> _DATA EXTRACT_:
_ _ _
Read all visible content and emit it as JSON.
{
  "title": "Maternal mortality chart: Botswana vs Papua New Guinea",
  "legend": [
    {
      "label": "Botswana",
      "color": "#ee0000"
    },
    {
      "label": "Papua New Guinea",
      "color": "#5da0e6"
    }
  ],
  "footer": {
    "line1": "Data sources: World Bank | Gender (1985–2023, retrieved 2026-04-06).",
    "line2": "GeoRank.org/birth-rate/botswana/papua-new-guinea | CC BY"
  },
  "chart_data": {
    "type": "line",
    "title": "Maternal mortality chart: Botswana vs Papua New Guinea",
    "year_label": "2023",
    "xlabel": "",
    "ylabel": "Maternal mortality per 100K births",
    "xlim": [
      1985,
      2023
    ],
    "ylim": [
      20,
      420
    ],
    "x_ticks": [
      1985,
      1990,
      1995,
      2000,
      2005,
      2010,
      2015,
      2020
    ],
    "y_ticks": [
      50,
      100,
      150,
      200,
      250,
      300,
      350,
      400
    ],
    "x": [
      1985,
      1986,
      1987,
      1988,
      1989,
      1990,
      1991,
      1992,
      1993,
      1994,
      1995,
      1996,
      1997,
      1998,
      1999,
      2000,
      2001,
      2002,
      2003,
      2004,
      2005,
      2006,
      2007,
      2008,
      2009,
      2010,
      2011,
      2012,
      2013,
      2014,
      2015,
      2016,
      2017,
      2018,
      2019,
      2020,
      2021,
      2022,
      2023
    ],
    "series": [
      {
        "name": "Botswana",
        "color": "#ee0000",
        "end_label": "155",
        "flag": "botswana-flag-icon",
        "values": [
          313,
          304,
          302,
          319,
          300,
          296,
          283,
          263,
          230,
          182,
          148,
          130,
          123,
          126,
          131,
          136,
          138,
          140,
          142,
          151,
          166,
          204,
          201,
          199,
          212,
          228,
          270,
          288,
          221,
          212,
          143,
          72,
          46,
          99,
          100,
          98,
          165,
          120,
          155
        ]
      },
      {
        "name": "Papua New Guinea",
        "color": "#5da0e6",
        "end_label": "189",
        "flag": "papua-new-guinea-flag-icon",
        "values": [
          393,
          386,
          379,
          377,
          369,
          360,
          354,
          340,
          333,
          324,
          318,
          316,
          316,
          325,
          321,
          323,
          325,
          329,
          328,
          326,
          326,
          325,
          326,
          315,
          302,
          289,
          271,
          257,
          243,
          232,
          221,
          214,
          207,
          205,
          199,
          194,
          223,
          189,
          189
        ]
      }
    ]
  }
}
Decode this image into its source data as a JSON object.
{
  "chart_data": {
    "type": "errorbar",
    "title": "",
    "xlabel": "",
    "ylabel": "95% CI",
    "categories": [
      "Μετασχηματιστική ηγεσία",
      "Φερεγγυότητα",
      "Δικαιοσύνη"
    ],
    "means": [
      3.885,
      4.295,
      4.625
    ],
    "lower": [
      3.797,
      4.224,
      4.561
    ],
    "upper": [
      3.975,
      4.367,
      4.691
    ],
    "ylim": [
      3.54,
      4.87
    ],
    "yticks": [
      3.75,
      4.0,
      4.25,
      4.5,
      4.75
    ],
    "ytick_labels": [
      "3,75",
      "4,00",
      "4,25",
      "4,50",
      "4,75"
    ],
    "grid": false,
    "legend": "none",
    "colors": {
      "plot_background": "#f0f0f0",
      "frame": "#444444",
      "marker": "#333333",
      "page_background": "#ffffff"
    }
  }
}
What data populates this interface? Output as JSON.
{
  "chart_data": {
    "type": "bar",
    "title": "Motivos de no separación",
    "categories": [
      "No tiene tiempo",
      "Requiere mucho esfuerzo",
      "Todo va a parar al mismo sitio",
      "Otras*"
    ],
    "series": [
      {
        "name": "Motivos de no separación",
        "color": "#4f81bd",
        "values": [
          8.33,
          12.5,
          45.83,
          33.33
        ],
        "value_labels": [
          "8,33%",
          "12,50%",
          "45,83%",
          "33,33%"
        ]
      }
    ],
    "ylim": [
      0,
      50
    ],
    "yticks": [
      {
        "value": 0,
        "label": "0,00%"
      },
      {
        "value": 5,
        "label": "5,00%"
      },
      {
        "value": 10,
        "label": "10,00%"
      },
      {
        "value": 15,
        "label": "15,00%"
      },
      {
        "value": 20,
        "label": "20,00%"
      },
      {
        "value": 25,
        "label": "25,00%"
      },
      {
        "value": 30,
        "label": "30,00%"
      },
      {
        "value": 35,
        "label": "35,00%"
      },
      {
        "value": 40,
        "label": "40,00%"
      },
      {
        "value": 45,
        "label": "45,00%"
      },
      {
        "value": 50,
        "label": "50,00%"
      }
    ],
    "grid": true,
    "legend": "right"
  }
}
_ _ _
> _STATED GOAL_:
Return every line exactly.

> _FINISHED EXERCISE_:
Read all visible content and emit it as JSON.
{
  "title": "Maternal mortality chart: Botswana vs Papua New Guinea",
  "legend": [
    {
      "label": "Botswana",
      "color": "#ee0000"
    },
    {
      "label": "Papua New Guinea",
      "color": "#5da0e6"
    }
  ],
  "footer": {
    "line1": "Data sources: World Bank | Gender (1985–2023, retrieved 2026-04-06).",
    "line2": "GeoRank.org/birth-rate/botswana/papua-new-guinea | CC BY"
  },
  "chart_data": {
    "type": "line",
    "title": "Maternal mortality chart: Botswana vs Papua New Guinea",
    "year_label": "2023",
    "xlabel": "",
    "ylabel": "Maternal mortality per 100K births",
    "xlim": [
      1985,
      2023
    ],
    "ylim": [
      20,
      420
    ],
    "x_ticks": [
      1985,
      1990,
      1995,
      2000,
      2005,
      2010,
      2015,
      2020
    ],
    "y_ticks": [
      50,
      100,
      150,
      200,
      250,
      300,
      350,
      400
    ],
    "x": [
      1985,
      1986,
      1987,
      1988,
      1989,
      1990,
      1991,
      1992,
      1993,
      1994,
      1995,
      1996,
      1997,
      1998,
      1999,
      2000,
      2001,
      2002,
      2003,
      2004,
      2005,
      2006,
      2007,
      2008,
      2009,
      2010,
      2011,
      2012,
      2013,
      2014,
      2015,
      2016,
      2017,
      2018,
      2019,
      2020,
      2021,
      2022,
      2023
    ],
    "series": [
      {
        "name": "Botswana",
        "color": "#ee0000",
        "end_label": "155",
        "flag": "botswana-flag-icon",
        "values": [
          313,
          304,
          302,
          319,
          300,
          296,
          283,
          263,
          230,
          182,
          148,
          130,
          123,
          126,
          131,
          136,
          138,
          140,
          142,
          151,
          166,
          204,
          201,
          199,
          212,
          228,
          270,
          288,
          221,
          212,
          143,
          72,
          46,
          99,
          100,
          98,
          165,
          120,
          155
        ]
      },
      {
        "name": "Papua New Guinea",
        "color": "#5da0e6",
        "end_label": "189",
        "flag": "papua-new-guinea-flag-icon",
        "values": [
          393,
          386,
          379,
          377,
          369,
          360,
          354,
          340,
          333,
          324,
          318,
          316,
          316,
          325,
          321,
          323,
          325,
          329,
          328,
          326,
          326,
          325,
          326,
          315,
          302,
          289,
          271,
          257,
          243,
          232,
          221,
          214,
          207,
          205,
          199,
          194,
          223,
          189,
          189
        ]
      }
    ]
  }
}
Decode this image into its source data as a JSON object.
{
  "chart_data": {
    "type": "errorbar",
    "title": "",
    "xlabel": "",
    "ylabel": "95% CI",
    "categories": [
      "Μετασχηματιστική ηγεσία",
      "Φερεγγυότητα",
      "Δικαιοσύνη"
    ],
    "means": [
      3.885,
      4.295,
      4.625
    ],
    "lower": [
      3.797,
      4.224,
      4.561
    ],
    "upper": [
      3.975,
      4.367,
      4.691
    ],
    "ylim": [
      3.54,
      4.87
    ],
    "yticks": [
      3.75,
      4.0,
      4.25,
      4.5,
      4.75
    ],
    "ytick_labels": [
      "3,75",
      "4,00",
      "4,25",
      "4,50",
      "4,75"
    ],
    "grid": false,
    "legend": "none",
    "colors": {
      "plot_background": "#f0f0f0",
      "frame": "#444444",
      "marker": "#333333",
      "page_background": "#ffffff"
    }
  }
}
What data populates this interface? Output as JSON.
{
  "chart_data": {
    "type": "bar",
    "title": "Motivos de no separación",
    "categories": [
      "No tiene tiempo",
      "Requiere mucho esfuerzo",
      "Todo va a parar al mismo sitio",
      "Otras*"
    ],
    "series": [
      {
        "name": "Motivos de no separación",
        "color": "#4f81bd",
        "values": [
          8.33,
          12.5,
          45.83,
          33.33
        ],
        "value_labels": [
          "8,33%",
          "12,50%",
          "45,83%",
          "33,33%"
        ]
      }
    ],
    "ylim": [
      0,
      50
    ],
    "yticks": [
      {
        "value": 0,
        "label": "0,00%"
      },
      {
        "value": 5,
        "label": "5,00%"
      },
      {
        "value": 10,
        "label": "10,00%"
      },
      {
        "value": 15,
        "label": "15,00%"
      },
      {
        "value": 20,
        "label": "20,00%"
      },
      {
        "value": 25,
        "label": "25,00%"
      },
      {
        "value": 30,
        "label": "30,00%"
      },
      {
        "value": 35,
        "label": "35,00%"
      },
      {
        "value": 40,
        "label": "40,00%"
      },
      {
        "value": 45,
        "label": "45,00%"
      },
      {
        "value": 50,
        "label": "50,00%"
      }
    ],
    "grid": true,
    "legend": "right"
  }
}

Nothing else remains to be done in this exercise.